## EXERCISE INSTRUCTIONS
Count the lines in the entries below that include the word "Position". Give nothing but the number.

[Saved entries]
+ + + + +

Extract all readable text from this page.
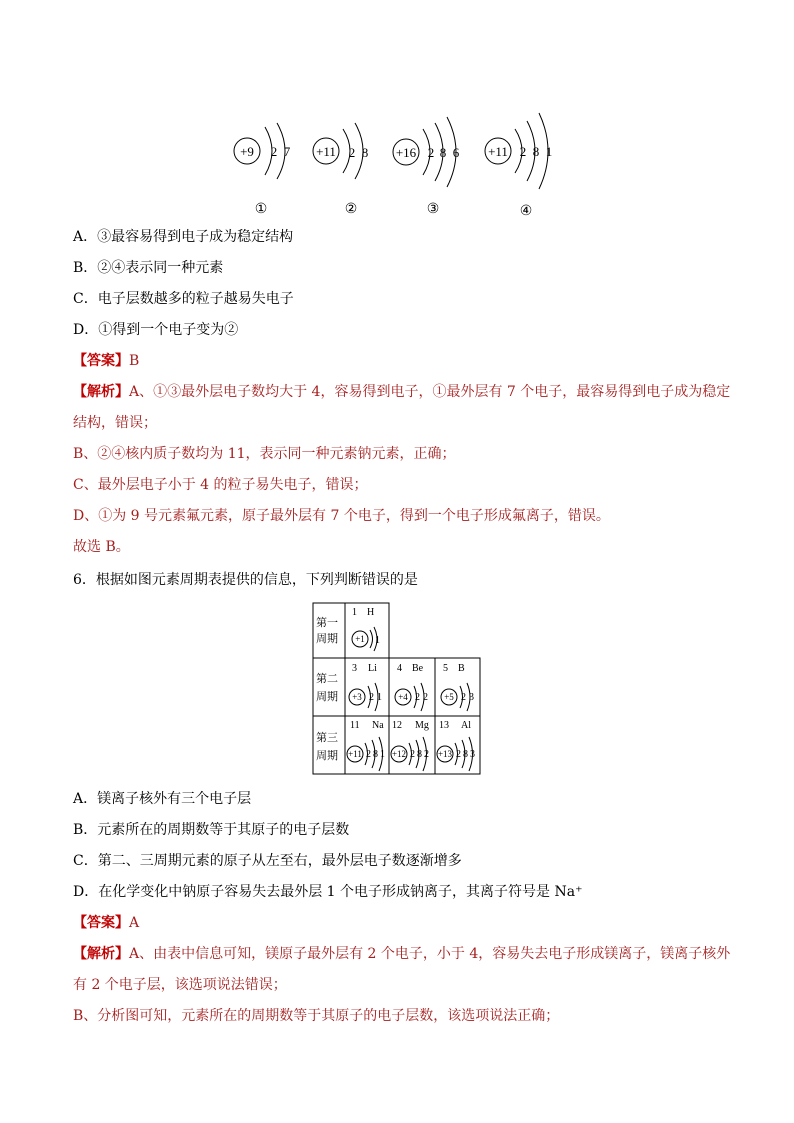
+9 2 7
①
+11 2 8
②
+16 2 8 6
③
+11 2 8 1
④
A．③最容易得到电子成为稳定结构
B．②④表示同一种元素
C．电子层数越多的粒子越易失电子
D．①得到一个电子变为②
【答案】B
【解析】A、①③最外层电子数均大于 4，容易得到电子，①最外层有 7 个电子，最容易得到电子成为稳定
结构，错误；
B、②④核内质子数均为 11，表示同一种元素钠元素，正确；
C、最外层电子小于 4 的粒子易失电子，错误；
D、①为 9 号元素氟元素，原子最外层有 7 个电子，得到一个电子形成氟离子，错误。
故选 B。
6．根据如图元素周期表提供的信息，下列判断错误的是
第一
周期
第二
周期
第三
周期
1 H
+1 1
3 Li
+3 2 1
4 Be
+4 2 2
5 B
+5 2 3
11 Na
+11 2 8 1
12 Mg
+12 2 8 2
13 Al
+13 2 8 3
A．镁离子核外有三个电子层
B．元素所在的周期数等于其原子的电子层数
C．第二、三周期元素的原子从左至右，最外层电子数逐渐增多
D．在化学变化中钠原子容易失去最外层 1 个电子形成钠离子，其离子符号是 Na⁺
【答案】A
【解析】A、由表中信息可知，镁原子最外层有 2 个电子，小于 4，容易失去电子形成镁离子，镁离子核外
有 2 个电子层，该选项说法错误；
B、分析图可知，元素所在的周期数等于其原子的电子层数，该选项说法正确；
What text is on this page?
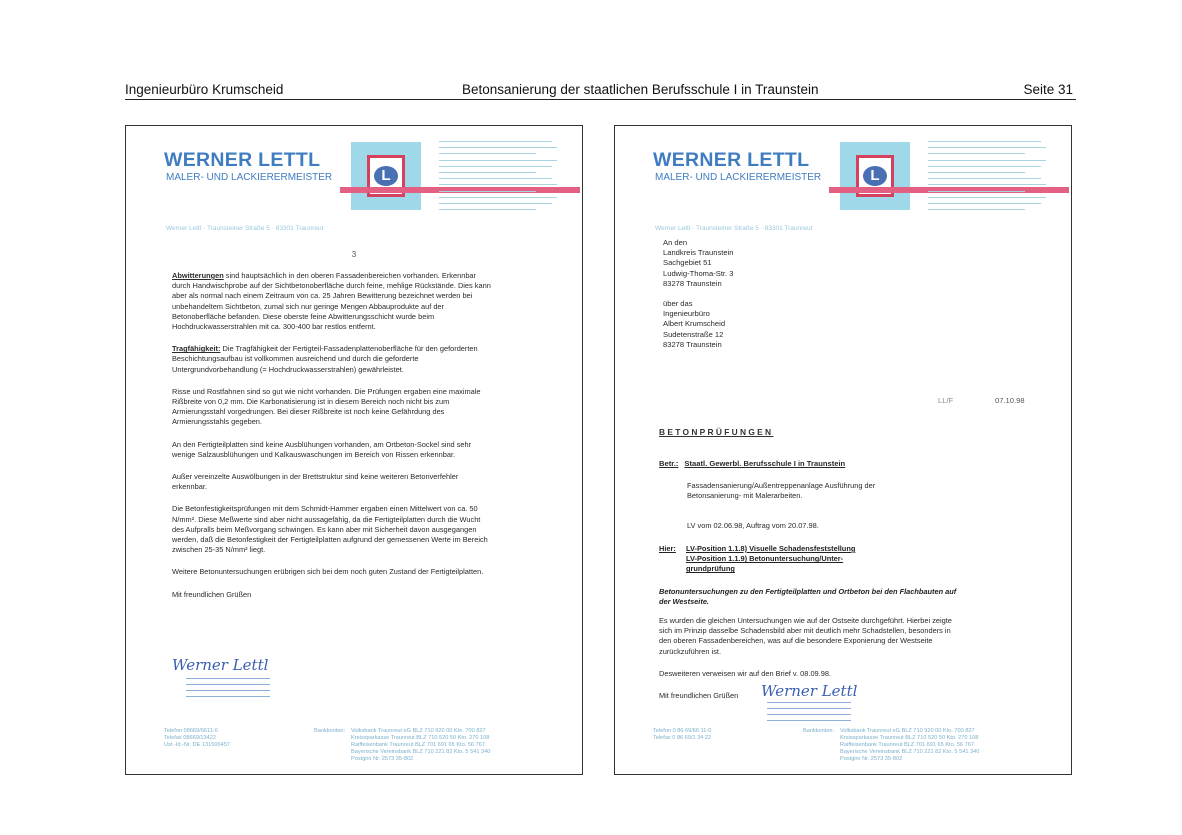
Ingenieurbüro Krumscheid	Betonsanierung der staatlichen Berufsschule I in Traunstein	Seite 31
L
WERNER LETTL
MALER- UND LACKIERERMEISTER
Werner Lettl · Traunsteiner Straße 5 · 83301 Traunreut
3

Abwitterungen sind hauptsächlich in den oberen Fassadenbereichen vorhanden. Erkennbar durch Handwischprobe auf der Sichtbetonoberfläche durch feine, mehlige Rückstände. Dies kann aber als normal nach einem Zeitraum von ca. 25 Jahren Bewitterung bezeichnet werden bei unbehandeltem Sichtbeton, zumal sich nur geringe Mengen Abbauprodukte auf der Betonoberfläche befanden. Diese oberste feine Abwitterungsschicht wurde beim Hochdruckwasserstrahlen mit ca. 300-400 bar restlos entfernt.

Tragfähigkeit: Die Tragfähigkeit der Fertigteil-Fassadenplattenoberfläche für den geforderten Beschichtungsaufbau ist vollkommen ausreichend und durch die geforderte Untergrundvorbehandlung (= Hochdruckwasserstrahlen) gewährleistet.

Risse und Rostfahnen sind so gut wie nicht vorhanden. Die Prüfungen ergaben eine maximale Rißbreite von 0,2 mm. Die Karbonatisierung ist in diesem Bereich noch nicht bis zum Armierungsstahl vorgedrungen. Bei dieser Rißbreite ist noch keine Gefährdung des Armierungsstahls gegeben.

An den Fertigteilplatten sind keine Ausblühungen vorhanden, am Ortbeton-Sockel sind sehr wenige Salzausblühungen und Kalkauswaschungen im Bereich von Rissen erkennbar.

Außer vereinzelte Auswölbungen in der Brettstruktur sind keine weiteren Betonverfehler erkennbar.

Die Betonfestigkeitsprüfungen mit dem Schmidt-Hammer ergaben einen Mittelwert von ca. 50 N/mm². Diese Meßwerte sind aber nicht aussagefähig, da die Fertigteilplatten durch die Wucht des Aufpralls beim Meßvorgang schwingen. Es kann aber mit Sicherheit davon ausgegangen werden, daß die Betonfestigkeit der Fertigteilplatten aufgrund der gemessenen Werte im Bereich zwischen 25-35 N/mm² liegt.

Weitere Betonuntersuchungen erübrigen sich bei dem noch guten Zustand der Fertigteilplatten.

Mit freundlichen Grüßen

Werner Lettl
Telefon 08669/6611-0
Telefax 08669/13422
Ust.-Id.-Nr. DE 131500457
Bankkonten: Volksbank Traunreut eG BLZ 710 920 00 Kto. 700 827
Kreissparkasse Traunreut BLZ 710 520 50 Kto. 270 108
Raiffeisenbank Traunreut BLZ 701 691 65 Kto. 56 767
Bayerische Vereinsbank BLZ 710 221 82 Kto. 5 541 340
Postgiro Nr. 2573 35-802
L
WERNER LETTL
MALER- UND LACKIERERMEISTER
Werner Lettl · Traunsteiner Straße 5 · 83301 Traunreut
An den
Landkreis Traunstein
Sachgebiet 51
Ludwig-Thoma-Str. 3
83278 Traunstein
über das
Ingenieurbüro
Albert Krumscheid
Sudetenstraße 12
83278 Traunstein
LL/F	07.10.98
BETONPRÜFUNGEN
Betr.: Staatl. Gewerbl. Berufsschule I in Traunstein
Fassadensanierung/Außentreppenanlage Ausführung der Betonsanierung- mit Malerarbeiten.
LV vom 02.06.98, Auftrag vom 20.07.98.
Hier: LV-Position 1.1.8) Visuelle Schadensfeststellung
LV-Position 1.1.9) Betonuntersuchung/Unter-
grundprüfung
Betonuntersuchungen zu den Fertigteilplatten und Ortbeton bei den Flachbauten auf der Westseite.

Es wurden die gleichen Untersuchungen wie auf der Ostseite durchgeführt. Hierbei zeigte sich im Prinzip dasselbe Schadensbild aber mit deutlich mehr Schadstellen, besonders in den oberen Fassadenbereichen, was auf die besondere Exponierung der Westseite zurückzuführen ist.

Desweiteren verweisen wir auf den Brief v. 08.09.98.

Mit freundlichen Grüßen	Werner Lettl
Telefon 0 86 69/66 11-0
Telefax 0 86 69/1 34 22
Bankkonten: Volksbank Traunreut eG BLZ 710 920 00 Kto. 700 827
Kreissparkasse Traunreut BLZ 710 520 50 Kto. 270 108
Raiffeisenbank Traunreut BLZ 701 691 65 Kto. 56 767
Bayerische Vereinsbank BLZ 710 221 82 Kto. 5 541 340
Postgiro Nr. 2573 35-802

+ + + + +

## IN RESPONSE
2